Exercise goal
Give every entry again, word for word and in full.

START Given entries

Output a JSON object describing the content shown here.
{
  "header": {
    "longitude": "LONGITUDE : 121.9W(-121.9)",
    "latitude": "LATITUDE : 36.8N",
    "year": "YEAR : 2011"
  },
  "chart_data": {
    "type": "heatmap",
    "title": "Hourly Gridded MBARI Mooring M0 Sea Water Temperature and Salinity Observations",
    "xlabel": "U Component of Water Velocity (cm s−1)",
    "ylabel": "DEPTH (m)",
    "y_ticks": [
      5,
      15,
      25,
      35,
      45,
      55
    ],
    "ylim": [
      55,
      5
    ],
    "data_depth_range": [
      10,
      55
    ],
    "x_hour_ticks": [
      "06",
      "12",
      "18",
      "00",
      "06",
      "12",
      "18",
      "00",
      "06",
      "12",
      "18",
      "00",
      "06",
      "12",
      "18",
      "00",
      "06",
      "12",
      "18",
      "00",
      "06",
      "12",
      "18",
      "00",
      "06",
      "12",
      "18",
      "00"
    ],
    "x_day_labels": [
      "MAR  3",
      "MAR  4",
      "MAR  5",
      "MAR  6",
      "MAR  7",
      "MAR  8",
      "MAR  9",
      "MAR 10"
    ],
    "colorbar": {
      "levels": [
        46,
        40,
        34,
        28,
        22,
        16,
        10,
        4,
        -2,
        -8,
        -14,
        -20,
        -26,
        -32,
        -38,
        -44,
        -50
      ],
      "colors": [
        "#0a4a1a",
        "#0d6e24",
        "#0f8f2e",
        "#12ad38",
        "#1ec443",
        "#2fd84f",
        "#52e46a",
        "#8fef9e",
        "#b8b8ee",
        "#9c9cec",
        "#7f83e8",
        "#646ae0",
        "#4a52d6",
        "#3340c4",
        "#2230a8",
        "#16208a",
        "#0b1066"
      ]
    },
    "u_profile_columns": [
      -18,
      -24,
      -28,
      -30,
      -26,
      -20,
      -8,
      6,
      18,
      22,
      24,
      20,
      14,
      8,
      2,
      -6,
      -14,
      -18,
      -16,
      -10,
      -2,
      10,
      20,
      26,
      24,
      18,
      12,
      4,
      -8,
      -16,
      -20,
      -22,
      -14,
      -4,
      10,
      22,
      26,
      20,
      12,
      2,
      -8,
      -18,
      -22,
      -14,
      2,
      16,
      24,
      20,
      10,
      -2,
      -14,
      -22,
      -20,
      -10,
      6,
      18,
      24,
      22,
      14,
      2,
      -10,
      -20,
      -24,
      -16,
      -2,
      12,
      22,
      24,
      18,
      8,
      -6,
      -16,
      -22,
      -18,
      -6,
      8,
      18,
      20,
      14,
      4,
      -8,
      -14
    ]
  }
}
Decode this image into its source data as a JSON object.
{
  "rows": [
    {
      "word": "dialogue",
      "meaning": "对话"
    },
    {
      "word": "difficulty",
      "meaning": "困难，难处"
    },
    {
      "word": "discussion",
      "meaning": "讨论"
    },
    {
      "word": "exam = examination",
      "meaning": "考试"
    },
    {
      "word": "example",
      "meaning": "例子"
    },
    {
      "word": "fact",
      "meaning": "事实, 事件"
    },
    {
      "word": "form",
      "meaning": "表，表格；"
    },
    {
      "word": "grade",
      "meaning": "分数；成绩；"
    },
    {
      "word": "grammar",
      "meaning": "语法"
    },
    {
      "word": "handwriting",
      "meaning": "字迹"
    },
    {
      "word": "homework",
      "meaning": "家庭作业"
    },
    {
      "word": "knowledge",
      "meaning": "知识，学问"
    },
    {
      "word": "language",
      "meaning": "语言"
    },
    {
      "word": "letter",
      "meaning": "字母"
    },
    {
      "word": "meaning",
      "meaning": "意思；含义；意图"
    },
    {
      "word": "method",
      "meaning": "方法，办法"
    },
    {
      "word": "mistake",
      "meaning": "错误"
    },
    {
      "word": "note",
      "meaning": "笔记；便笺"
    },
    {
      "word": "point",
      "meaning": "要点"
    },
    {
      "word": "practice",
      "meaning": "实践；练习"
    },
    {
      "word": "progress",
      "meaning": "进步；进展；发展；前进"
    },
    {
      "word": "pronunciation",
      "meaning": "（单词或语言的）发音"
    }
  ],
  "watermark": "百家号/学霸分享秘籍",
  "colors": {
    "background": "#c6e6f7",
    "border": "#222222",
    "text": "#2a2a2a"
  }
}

END Given entries

The completed task
Output a JSON object describing the content shown here.
{
  "header": {
    "longitude": "LONGITUDE : 121.9W(-121.9)",
    "latitude": "LATITUDE : 36.8N",
    "year": "YEAR : 2011"
  },
  "chart_data": {
    "type": "heatmap",
    "title": "Hourly Gridded MBARI Mooring M0 Sea Water Temperature and Salinity Observations",
    "xlabel": "U Component of Water Velocity (cm s−1)",
    "ylabel": "DEPTH (m)",
    "y_ticks": [
      5,
      15,
      25,
      35,
      45,
      55
    ],
    "ylim": [
      55,
      5
    ],
    "data_depth_range": [
      10,
      55
    ],
    "x_hour_ticks": [
      "06",
      "12",
      "18",
      "00",
      "06",
      "12",
      "18",
      "00",
      "06",
      "12",
      "18",
      "00",
      "06",
      "12",
      "18",
      "00",
      "06",
      "12",
      "18",
      "00",
      "06",
      "12",
      "18",
      "00",
      "06",
      "12",
      "18",
      "00"
    ],
    "x_day_labels": [
      "MAR  3",
      "MAR  4",
      "MAR  5",
      "MAR  6",
      "MAR  7",
      "MAR  8",
      "MAR  9",
      "MAR 10"
    ],
    "colorbar": {
      "levels": [
        46,
        40,
        34,
        28,
        22,
        16,
        10,
        4,
        -2,
        -8,
        -14,
        -20,
        -26,
        -32,
        -38,
        -44,
        -50
      ],
      "colors": [
        "#0a4a1a",
        "#0d6e24",
        "#0f8f2e",
        "#12ad38",
        "#1ec443",
        "#2fd84f",
        "#52e46a",
        "#8fef9e",
        "#b8b8ee",
        "#9c9cec",
        "#7f83e8",
        "#646ae0",
        "#4a52d6",
        "#3340c4",
        "#2230a8",
        "#16208a",
        "#0b1066"
      ]
    },
    "u_profile_columns": [
      -18,
      -24,
      -28,
      -30,
      -26,
      -20,
      -8,
      6,
      18,
      22,
      24,
      20,
      14,
      8,
      2,
      -6,
      -14,
      -18,
      -16,
      -10,
      -2,
      10,
      20,
      26,
      24,
      18,
      12,
      4,
      -8,
      -16,
      -20,
      -22,
      -14,
      -4,
      10,
      22,
      26,
      20,
      12,
      2,
      -8,
      -18,
      -22,
      -14,
      2,
      16,
      24,
      20,
      10,
      -2,
      -14,
      -22,
      -20,
      -10,
      6,
      18,
      24,
      22,
      14,
      2,
      -10,
      -20,
      -24,
      -16,
      -2,
      12,
      22,
      24,
      18,
      8,
      -6,
      -16,
      -22,
      -18,
      -6,
      8,
      18,
      20,
      14,
      4,
      -8,
      -14
    ]
  }
}
Decode this image into its source data as a JSON object.
{
  "rows": [
    {
      "word": "dialogue",
      "meaning": "对话"
    },
    {
      "word": "difficulty",
      "meaning": "困难，难处"
    },
    {
      "word": "discussion",
      "meaning": "讨论"
    },
    {
      "word": "exam = examination",
      "meaning": "考试"
    },
    {
      "word": "example",
      "meaning": "例子"
    },
    {
      "word": "fact",
      "meaning": "事实, 事件"
    },
    {
      "word": "form",
      "meaning": "表，表格；"
    },
    {
      "word": "grade",
      "meaning": "分数；成绩；"
    },
    {
      "word": "grammar",
      "meaning": "语法"
    },
    {
      "word": "handwriting",
      "meaning": "字迹"
    },
    {
      "word": "homework",
      "meaning": "家庭作业"
    },
    {
      "word": "knowledge",
      "meaning": "知识，学问"
    },
    {
      "word": "language",
      "meaning": "语言"
    },
    {
      "word": "letter",
      "meaning": "字母"
    },
    {
      "word": "meaning",
      "meaning": "意思；含义；意图"
    },
    {
      "word": "method",
      "meaning": "方法，办法"
    },
    {
      "word": "mistake",
      "meaning": "错误"
    },
    {
      "word": "note",
      "meaning": "笔记；便笺"
    },
    {
      "word": "point",
      "meaning": "要点"
    },
    {
      "word": "practice",
      "meaning": "实践；练习"
    },
    {
      "word": "progress",
      "meaning": "进步；进展；发展；前进"
    },
    {
      "word": "pronunciation",
      "meaning": "（单词或语言的）发音"
    }
  ],
  "watermark": "百家号/学霸分享秘籍",
  "colors": {
    "background": "#c6e6f7",
    "border": "#222222",
    "text": "#2a2a2a"
  }
}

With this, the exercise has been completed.